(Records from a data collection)

══════════

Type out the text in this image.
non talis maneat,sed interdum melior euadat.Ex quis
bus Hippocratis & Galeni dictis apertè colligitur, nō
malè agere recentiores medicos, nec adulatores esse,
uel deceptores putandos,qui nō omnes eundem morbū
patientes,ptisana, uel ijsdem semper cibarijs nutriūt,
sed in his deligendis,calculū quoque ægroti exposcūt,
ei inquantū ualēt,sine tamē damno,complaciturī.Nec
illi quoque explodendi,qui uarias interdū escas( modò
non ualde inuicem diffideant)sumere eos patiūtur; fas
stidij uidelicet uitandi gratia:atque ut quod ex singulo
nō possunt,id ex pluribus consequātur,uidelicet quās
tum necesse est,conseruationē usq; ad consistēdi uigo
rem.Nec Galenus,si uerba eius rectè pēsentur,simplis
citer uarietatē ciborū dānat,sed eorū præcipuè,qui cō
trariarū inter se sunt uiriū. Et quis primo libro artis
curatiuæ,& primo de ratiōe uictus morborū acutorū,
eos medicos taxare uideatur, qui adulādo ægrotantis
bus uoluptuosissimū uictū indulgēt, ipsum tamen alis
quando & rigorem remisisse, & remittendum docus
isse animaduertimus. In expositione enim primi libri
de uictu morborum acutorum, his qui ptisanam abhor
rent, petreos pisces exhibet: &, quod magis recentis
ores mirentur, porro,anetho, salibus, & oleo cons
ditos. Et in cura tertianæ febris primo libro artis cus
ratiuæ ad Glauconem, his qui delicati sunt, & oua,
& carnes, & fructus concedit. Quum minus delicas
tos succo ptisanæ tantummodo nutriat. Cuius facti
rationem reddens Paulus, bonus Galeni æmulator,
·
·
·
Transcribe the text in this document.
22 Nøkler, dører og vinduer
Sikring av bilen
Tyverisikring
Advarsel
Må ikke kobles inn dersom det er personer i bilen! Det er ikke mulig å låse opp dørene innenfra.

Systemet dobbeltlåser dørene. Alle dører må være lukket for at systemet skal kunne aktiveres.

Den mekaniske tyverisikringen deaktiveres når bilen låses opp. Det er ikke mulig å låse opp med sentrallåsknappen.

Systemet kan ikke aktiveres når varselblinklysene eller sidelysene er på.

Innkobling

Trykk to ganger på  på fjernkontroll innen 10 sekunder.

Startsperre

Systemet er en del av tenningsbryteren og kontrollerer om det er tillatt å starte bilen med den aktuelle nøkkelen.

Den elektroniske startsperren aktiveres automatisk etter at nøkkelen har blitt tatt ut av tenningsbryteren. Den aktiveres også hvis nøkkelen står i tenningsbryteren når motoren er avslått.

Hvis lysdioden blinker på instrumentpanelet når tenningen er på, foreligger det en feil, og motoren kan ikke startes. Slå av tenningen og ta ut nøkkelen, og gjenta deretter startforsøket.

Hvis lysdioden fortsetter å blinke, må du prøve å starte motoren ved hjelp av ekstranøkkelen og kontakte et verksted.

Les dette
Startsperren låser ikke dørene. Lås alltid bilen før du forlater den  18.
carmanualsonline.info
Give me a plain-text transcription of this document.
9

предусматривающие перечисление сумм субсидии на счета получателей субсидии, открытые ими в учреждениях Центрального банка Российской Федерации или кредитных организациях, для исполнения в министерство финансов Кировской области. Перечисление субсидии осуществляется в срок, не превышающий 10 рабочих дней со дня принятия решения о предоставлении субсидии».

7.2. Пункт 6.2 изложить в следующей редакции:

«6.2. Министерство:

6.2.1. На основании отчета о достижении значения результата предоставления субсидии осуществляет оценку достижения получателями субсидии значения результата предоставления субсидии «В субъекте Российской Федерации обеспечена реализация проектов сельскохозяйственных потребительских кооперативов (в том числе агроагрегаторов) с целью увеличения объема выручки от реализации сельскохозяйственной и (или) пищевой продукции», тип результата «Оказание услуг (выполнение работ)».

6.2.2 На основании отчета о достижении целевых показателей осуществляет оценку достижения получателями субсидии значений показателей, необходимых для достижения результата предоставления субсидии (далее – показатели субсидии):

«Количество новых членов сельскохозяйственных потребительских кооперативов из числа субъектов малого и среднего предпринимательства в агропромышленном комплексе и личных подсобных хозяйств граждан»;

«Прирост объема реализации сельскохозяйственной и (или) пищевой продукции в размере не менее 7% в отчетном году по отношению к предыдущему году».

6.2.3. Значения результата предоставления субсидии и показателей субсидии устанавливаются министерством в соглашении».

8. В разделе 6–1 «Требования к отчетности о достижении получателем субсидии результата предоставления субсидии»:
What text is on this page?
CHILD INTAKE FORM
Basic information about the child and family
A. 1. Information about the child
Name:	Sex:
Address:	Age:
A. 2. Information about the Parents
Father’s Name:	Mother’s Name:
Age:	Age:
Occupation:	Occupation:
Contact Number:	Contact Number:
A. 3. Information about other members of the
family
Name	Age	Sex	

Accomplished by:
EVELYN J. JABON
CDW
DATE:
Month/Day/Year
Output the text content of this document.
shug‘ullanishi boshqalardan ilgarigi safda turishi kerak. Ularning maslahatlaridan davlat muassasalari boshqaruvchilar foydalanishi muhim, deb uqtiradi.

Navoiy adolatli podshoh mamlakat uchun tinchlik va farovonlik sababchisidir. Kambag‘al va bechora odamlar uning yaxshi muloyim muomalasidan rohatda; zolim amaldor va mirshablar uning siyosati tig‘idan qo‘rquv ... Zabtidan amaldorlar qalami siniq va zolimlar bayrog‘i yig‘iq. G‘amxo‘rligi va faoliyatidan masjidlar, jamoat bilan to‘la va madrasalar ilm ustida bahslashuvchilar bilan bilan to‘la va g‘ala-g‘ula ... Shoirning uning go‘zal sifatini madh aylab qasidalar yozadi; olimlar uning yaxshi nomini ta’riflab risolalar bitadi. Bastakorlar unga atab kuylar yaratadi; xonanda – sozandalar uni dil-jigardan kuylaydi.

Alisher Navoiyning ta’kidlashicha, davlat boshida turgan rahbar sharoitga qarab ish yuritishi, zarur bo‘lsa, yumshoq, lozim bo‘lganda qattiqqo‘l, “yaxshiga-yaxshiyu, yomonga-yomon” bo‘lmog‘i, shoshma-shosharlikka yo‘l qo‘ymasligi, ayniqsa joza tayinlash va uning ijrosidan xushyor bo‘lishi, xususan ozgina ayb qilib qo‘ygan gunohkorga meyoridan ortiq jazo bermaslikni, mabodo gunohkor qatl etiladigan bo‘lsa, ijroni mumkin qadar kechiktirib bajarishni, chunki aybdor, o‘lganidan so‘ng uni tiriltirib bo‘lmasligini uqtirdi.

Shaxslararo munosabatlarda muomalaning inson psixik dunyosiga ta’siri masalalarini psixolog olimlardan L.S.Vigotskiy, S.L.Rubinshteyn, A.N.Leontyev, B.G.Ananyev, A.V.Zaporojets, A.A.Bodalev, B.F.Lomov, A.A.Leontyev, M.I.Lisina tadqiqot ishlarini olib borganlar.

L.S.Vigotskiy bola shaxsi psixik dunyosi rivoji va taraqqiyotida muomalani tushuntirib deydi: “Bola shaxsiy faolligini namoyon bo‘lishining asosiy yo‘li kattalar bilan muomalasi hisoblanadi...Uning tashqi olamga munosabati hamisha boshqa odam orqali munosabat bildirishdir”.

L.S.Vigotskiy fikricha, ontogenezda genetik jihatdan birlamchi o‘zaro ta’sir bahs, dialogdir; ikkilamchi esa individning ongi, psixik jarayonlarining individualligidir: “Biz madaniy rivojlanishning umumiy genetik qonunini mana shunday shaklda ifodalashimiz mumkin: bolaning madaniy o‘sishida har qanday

══════════

◆ What you need to do:
In the entries above, count each line with "tenningsbryteren"; reply with the total only.

◆ Finished exercise:
2